- CRITIQUE SOURCE -
Space cluedo : La troisième griffe de Dieu, de Adam-Troy Castro

 

Emissaires des morts avait été la bonne surprise science-fictionnesque du mois de janvier et les critiques n’avaient pas manqué de le faire savoir un peu partout sur la toile. Les éditions Albin Michel remettent donc le couvert avec le deuxième opus de la série Andrea Cort, qui devrait en compter un troisième si les ventes suivent. Alors carton plein pour Adam-Troy Castro ? Pas vraiment si l’on s’en tient aux ventes du premier volume et c’est, il me semble, fort dommage au regard des immenses qualités de cette série. Par conséquent, la sortie de La troisième griffe de Dieu est l’occasion de rappeler tout le bien que nous pensons d’Andrea Cort.

Ce deuxième tome comprend donc un roman, La troisième griffe de Dieu, ainsi qu’une nouvelle, Un coup de poignard, placée en fin de volume. Les présentations avec le personnage d’Andrea Cort ayant été faites à l’occasion de la recension d'Émissaires des morts, contentons-nous d’un bref résumé des événements. Après avoir démasqué le coupable des meurtres de l’habitat Un, Un, Un, Andrea est devenue l’agent d’une puissante coalition IA. Sa position au sein du corps diplomatique a également changé puisqu’elle dispose du statut de procureur extraordinaire et évolue en dehors de toute hiérarchie. Autant dire que pour un électron libre de son envergure, ces nouveaux privilèges sont du pain béni. En échange, Andrea a accepté d'œuvrer pour les IA, mais tout en sachant qu’au sein de cette nébuleuse existent des factions dissidentes, qui intriguent et cherchent à nuire à l’humanité dans des proportions encore difficiles à évaluer. Par ailleurs, Andrea a bien du mal à comprendre le rôle qu’elle joue dans l’affrontement qui oppose ces différentes factions IA, d’autant plus que ses employeurs aiment à entretenir le mystère et ne lui confient pas toujours l’intégralité des éléments en leur possession. C’est qu’en réalité, Andrea influe sur le cours des choses par son libre-arbitre, autant que par les manipulations dont elle fait l’objet. Une savante et délicate association que l’on pourrait croire antinomique, mais qui entretient une certaine tension narrative et un voile de mystère habilement géré par Adam-Troy Castro.

- DONNÉES FOURNIES -
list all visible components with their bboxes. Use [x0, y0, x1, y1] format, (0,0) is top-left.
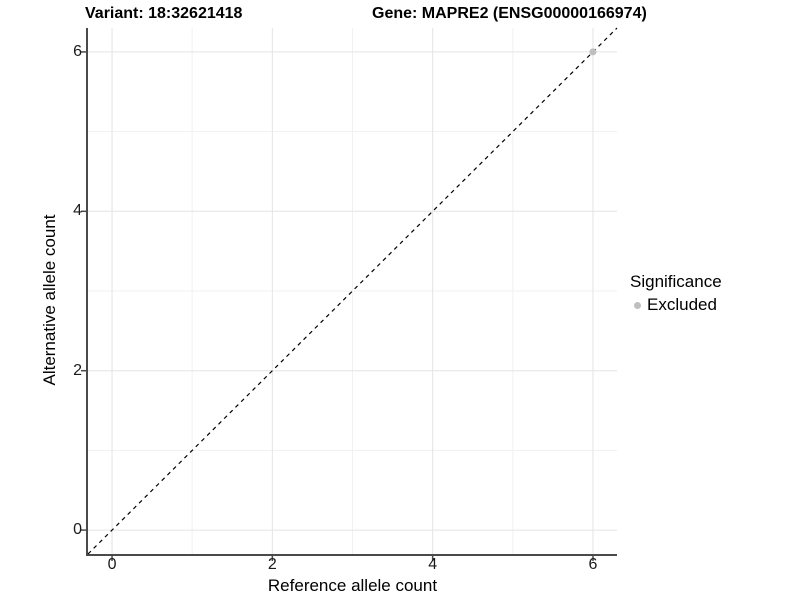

- COURT EXERCICE A -
Relevez tous les titres d'œuvres d'Adam-Troy Castro cités dans la critique.
- COURT EXERCICE B -
D'après la critique, de quel statut Andrea dispose-t-elle désormais au sein du corps diplomatique ?
- COURT EXERCICE C -
Transcrivez le passage de la critique compris entre "Space cluedo : La" et "pensons d’Andrea Cort.", bornes incluses.

- RÉSULTAT A -
- Emissaires des morts
- La troisième griffe de Dieu
- Un coup de poignard

- RÉSULTAT B -
Elle dispose du statut de procureur extraordinaire.

- RÉSULTAT C -
Space cluedo : La troisième griffe de Dieu, de Adam-Troy Castro

 

Emissaires des morts avait été la bonne surprise science-fictionnesque du mois de janvier et les critiques n’avaient pas manqué de le faire savoir un peu partout sur la toile. Les éditions Albin Michel remettent donc le couvert avec le deuxième opus de la série Andrea Cort, qui devrait en compter un troisième si les ventes suivent. Alors carton plein pour Adam-Troy Castro ? Pas vraiment si l’on s’en tient aux ventes du premier volume et c’est, il me semble, fort dommage au regard des immenses qualités de cette série. Par conséquent, la sortie de La troisième griffe de Dieu est l’occasion de rappeler tout le bien que nous pensons d’Andrea Cort.